THE REQUEST => Here are some records; quote them exactly, leaving out the pictures.

Data excerpts:
::::

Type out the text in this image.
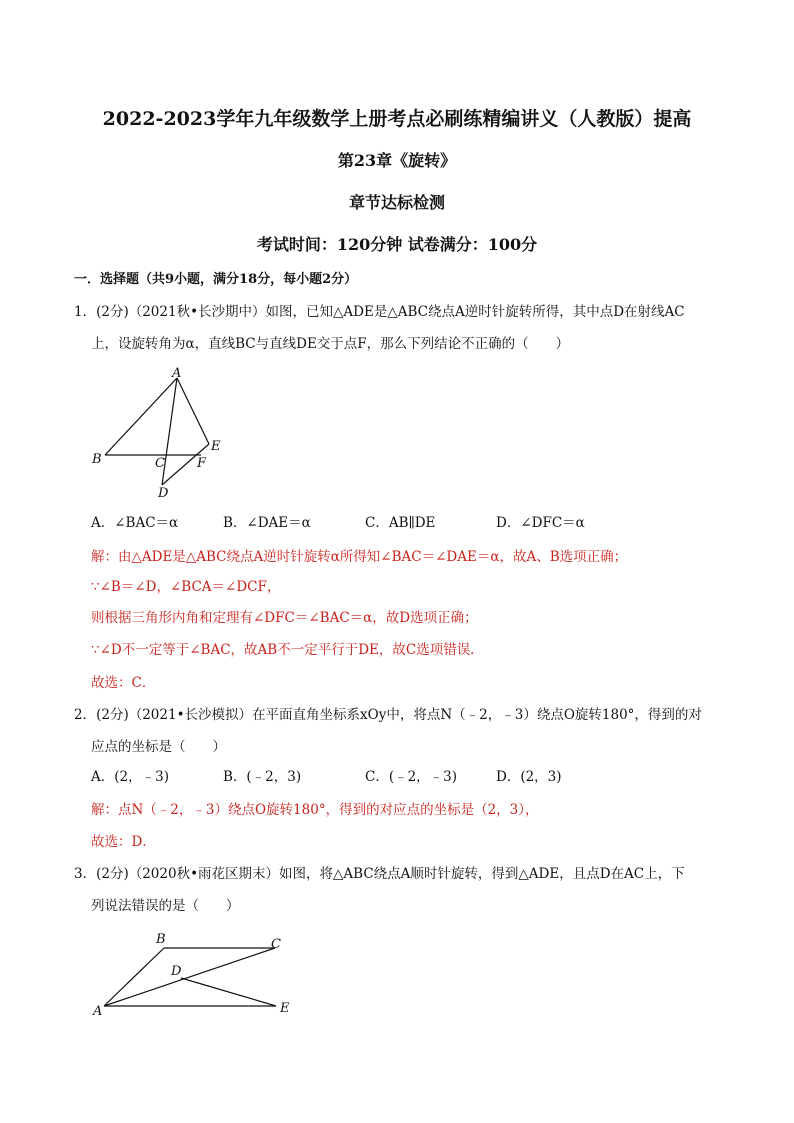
2022-2023学年九年级数学上册考点必刷练精编讲义（人教版）提高
第23章《旋转》
章节达标检测
考试时间：120分钟 试卷满分：100分
一．选择题（共9小题，满分18分，每小题2分）
1．(2分)（2021秋•长沙期中）如图，已知△ADE是△ABC绕点A逆时针旋转所得，其中点D在射线AC
上，设旋转角为α，直线BC与直线DE交于点F，那么下列结论不正确的（　　）
A
B	C
D
E
F
A．∠BAC＝α	B．∠DAE＝α	C．AB∥DE	D．∠DFC＝α
解：由△ADE是△ABC绕点A逆时针旋转α所得知∠BAC＝∠DAE＝α，故A、B选项正确；
∵∠B＝∠D，∠BCA＝∠DCF，
则根据三角形内角和定理有∠DFC＝∠BAC＝α，故D选项正确；
∵∠D不一定等于∠BAC，故AB不一定平行于DE，故C选项错误．
故选：C．
2．(2分)（2021•长沙模拟）在平面直角坐标系xOy中，将点N（﹣2，﹣3）绕点O旋转180°，得到的对
应点的坐标是（　　）
A．(2，﹣3)	B．(﹣2，3)	C．(﹣2，﹣3)	D．(2，3)
解：点N（﹣2，﹣3）绕点O旋转180°，得到的对应点的坐标是（2，3），
故选：D．
3．(2分)（2020秋•雨花区期末）如图，将△ABC绕点A顺时针旋转，得到△ADE，且点D在AC上，下
列说法错误的是（　　）
B	C
D
A	E
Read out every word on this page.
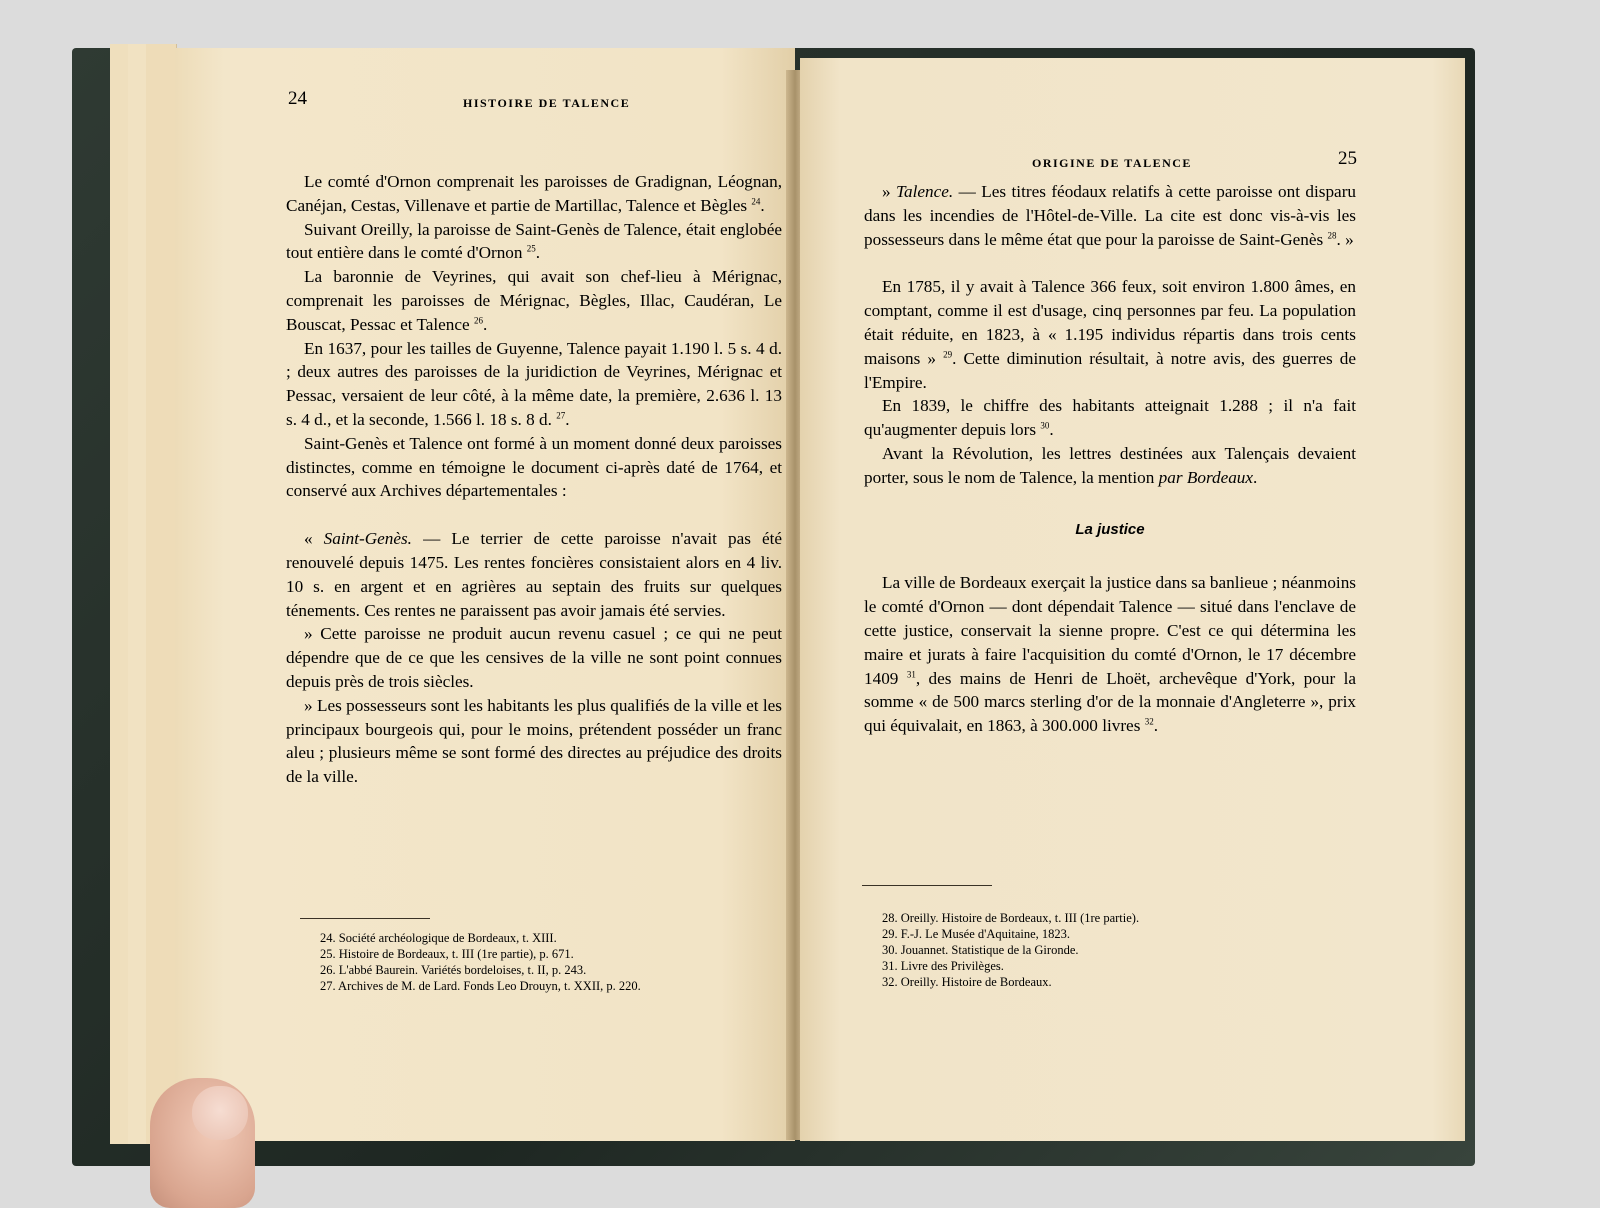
24	HISTOIRE DE TALENCE

Le comté d'Ornon comprenait les paroisses de Gradignan, Léognan, Canéjan, Cestas, Villenave et partie de Martillac, Talence et Bègles $^{24}$.

Suivant Oreilly, la paroisse de Saint-Genès de Talence, était englobée tout entière dans le comté d'Ornon $^{25}$.

La baronnie de Veyrines, qui avait son chef-lieu à Mérignac, comprenait les paroisses de Mérignac, Bègles, Illac, Caudéran, Le Bouscat, Pessac et Talence $^{26}$.

En 1637, pour les tailles de Guyenne, Talence payait 1.190 l. 5 s. 4 d. ; deux autres des paroisses de la juridiction de Veyrines, Mérignac et Pessac, versaient de leur côté, à la même date, la première, 2.636 l. 13 s. 4 d., et la seconde, 1.566 l. 18 s. 8 d. $^{27}$.

Saint-Genès et Talence ont formé à un moment donné deux paroisses distinctes, comme en témoigne le document ci-après daté de 1764, et conservé aux Archives départementales :

« Saint-Genès. — Le terrier de cette paroisse n'avait pas été renouvelé depuis 1475. Les rentes foncières consistaient alors en 4 liv. 10 s. en argent et en agrières au septain des fruits sur quelques ténements. Ces rentes ne paraissent pas avoir jamais été servies.

» Cette paroisse ne produit aucun revenu casuel ; ce qui ne peut dépendre que de ce que les censives de la ville ne sont point connues depuis près de trois siècles.

» Les possesseurs sont les habitants les plus qualifiés de la ville et les principaux bourgeois qui, pour le moins, prétendent posséder un franc aleu ; plusieurs même se sont formé des directes au préjudice des droits de la ville.

24. Société archéologique de Bordeaux, t. XIII.
25. Histoire de Bordeaux, t. III (1re partie), p. 671.
26. L'abbé Baurein. Variétés bordeloises, t. II, p. 243.
27. Archives de M. de Lard. Fonds Leo Drouyn, t. XXII, p. 220.
ORIGINE DE TALENCE	25

» Talence. — Les titres féodaux relatifs à cette paroisse ont disparu dans les incendies de l'Hôtel-de-Ville. La cite est donc vis-à-vis les possesseurs dans le même état que pour la paroisse de Saint-Genès $^{28}$. »

En 1785, il y avait à Talence 366 feux, soit environ 1.800 âmes, en comptant, comme il est d'usage, cinq personnes par feu. La population était réduite, en 1823, à « 1.195 individus répartis dans trois cents maisons » $^{29}$. Cette diminution résultait, à notre avis, des guerres de l'Empire.

En 1839, le chiffre des habitants atteignait 1.288 ; il n'a fait qu'augmenter depuis lors $^{30}$.

Avant la Révolution, les lettres destinées aux Talençais devaient porter, sous le nom de Talence, la mention par Bordeaux.

La justice

La ville de Bordeaux exerçait la justice dans sa banlieue ; néanmoins le comté d'Ornon — dont dépendait Talence — situé dans l'enclave de cette justice, conservait la sienne propre. C'est ce qui détermina les maire et jurats à faire l'acquisition du comté d'Ornon, le 17 décembre 1409 $^{31}$, des mains de Henri de Lhoët, archevêque d'York, pour la somme « de 500 marcs sterling d'or de la monnaie d'Angleterre », prix qui équivalait, en 1863, à 300.000 livres $^{32}$.

28. Oreilly. Histoire de Bordeaux, t. III (1re partie).
29. F.-J. Le Musée d'Aquitaine, 1823.
30. Jouannet. Statistique de la Gironde.
31. Livre des Privilèges.
32. Oreilly. Histoire de Bordeaux.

::::

RESULT OF THE EXERCISE =>
Type out the text in this image.
2022-2023学年九年级数学上册考点必刷练精编讲义（人教版）提高
第23章《旋转》
章节达标检测
考试时间：120分钟 试卷满分：100分
一．选择题（共9小题，满分18分，每小题2分）
1．(2分)（2021秋•长沙期中）如图，已知△ADE是△ABC绕点A逆时针旋转所得，其中点D在射线AC
上，设旋转角为α，直线BC与直线DE交于点F，那么下列结论不正确的（　　）
A
B	C
D
E
F
A．∠BAC＝α	B．∠DAE＝α	C．AB∥DE	D．∠DFC＝α
解：由△ADE是△ABC绕点A逆时针旋转α所得知∠BAC＝∠DAE＝α，故A、B选项正确；
∵∠B＝∠D，∠BCA＝∠DCF，
则根据三角形内角和定理有∠DFC＝∠BAC＝α，故D选项正确；
∵∠D不一定等于∠BAC，故AB不一定平行于DE，故C选项错误．
故选：C．
2．(2分)（2021•长沙模拟）在平面直角坐标系xOy中，将点N（﹣2，﹣3）绕点O旋转180°，得到的对
应点的坐标是（　　）
A．(2，﹣3)	B．(﹣2，3)	C．(﹣2，﹣3)	D．(2，3)
解：点N（﹣2，﹣3）绕点O旋转180°，得到的对应点的坐标是（2，3），
故选：D．
3．(2分)（2020秋•雨花区期末）如图，将△ABC绕点A顺时针旋转，得到△ADE，且点D在AC上，下
列说法错误的是（　　）
B	C
D
A	E
Read out every word on this page.
24	HISTOIRE DE TALENCE

Le comté d'Ornon comprenait les paroisses de Gradignan, Léognan, Canéjan, Cestas, Villenave et partie de Martillac, Talence et Bègles $^{24}$.

Suivant Oreilly, la paroisse de Saint-Genès de Talence, était englobée tout entière dans le comté d'Ornon $^{25}$.

La baronnie de Veyrines, qui avait son chef-lieu à Mérignac, comprenait les paroisses de Mérignac, Bègles, Illac, Caudéran, Le Bouscat, Pessac et Talence $^{26}$.

En 1637, pour les tailles de Guyenne, Talence payait 1.190 l. 5 s. 4 d. ; deux autres des paroisses de la juridiction de Veyrines, Mérignac et Pessac, versaient de leur côté, à la même date, la première, 2.636 l. 13 s. 4 d., et la seconde, 1.566 l. 18 s. 8 d. $^{27}$.

Saint-Genès et Talence ont formé à un moment donné deux paroisses distinctes, comme en témoigne le document ci-après daté de 1764, et conservé aux Archives départementales :

« Saint-Genès. — Le terrier de cette paroisse n'avait pas été renouvelé depuis 1475. Les rentes foncières consistaient alors en 4 liv. 10 s. en argent et en agrières au septain des fruits sur quelques ténements. Ces rentes ne paraissent pas avoir jamais été servies.

» Cette paroisse ne produit aucun revenu casuel ; ce qui ne peut dépendre que de ce que les censives de la ville ne sont point connues depuis près de trois siècles.

» Les possesseurs sont les habitants les plus qualifiés de la ville et les principaux bourgeois qui, pour le moins, prétendent posséder un franc aleu ; plusieurs même se sont formé des directes au préjudice des droits de la ville.

24. Société archéologique de Bordeaux, t. XIII.
25. Histoire de Bordeaux, t. III (1re partie), p. 671.
26. L'abbé Baurein. Variétés bordeloises, t. II, p. 243.
27. Archives de M. de Lard. Fonds Leo Drouyn, t. XXII, p. 220.
ORIGINE DE TALENCE	25

» Talence. — Les titres féodaux relatifs à cette paroisse ont disparu dans les incendies de l'Hôtel-de-Ville. La cite est donc vis-à-vis les possesseurs dans le même état que pour la paroisse de Saint-Genès $^{28}$. »

En 1785, il y avait à Talence 366 feux, soit environ 1.800 âmes, en comptant, comme il est d'usage, cinq personnes par feu. La population était réduite, en 1823, à « 1.195 individus répartis dans trois cents maisons » $^{29}$. Cette diminution résultait, à notre avis, des guerres de l'Empire.

En 1839, le chiffre des habitants atteignait 1.288 ; il n'a fait qu'augmenter depuis lors $^{30}$.

Avant la Révolution, les lettres destinées aux Talençais devaient porter, sous le nom de Talence, la mention par Bordeaux.

La justice

La ville de Bordeaux exerçait la justice dans sa banlieue ; néanmoins le comté d'Ornon — dont dépendait Talence — situé dans l'enclave de cette justice, conservait la sienne propre. C'est ce qui détermina les maire et jurats à faire l'acquisition du comté d'Ornon, le 17 décembre 1409 $^{31}$, des mains de Henri de Lhoët, archevêque d'York, pour la somme « de 500 marcs sterling d'or de la monnaie d'Angleterre », prix qui équivalait, en 1863, à 300.000 livres $^{32}$.

28. Oreilly. Histoire de Bordeaux, t. III (1re partie).
29. F.-J. Le Musée d'Aquitaine, 1823.
30. Jouannet. Statistique de la Gironde.
31. Livre des Privilèges.
32. Oreilly. Histoire de Bordeaux.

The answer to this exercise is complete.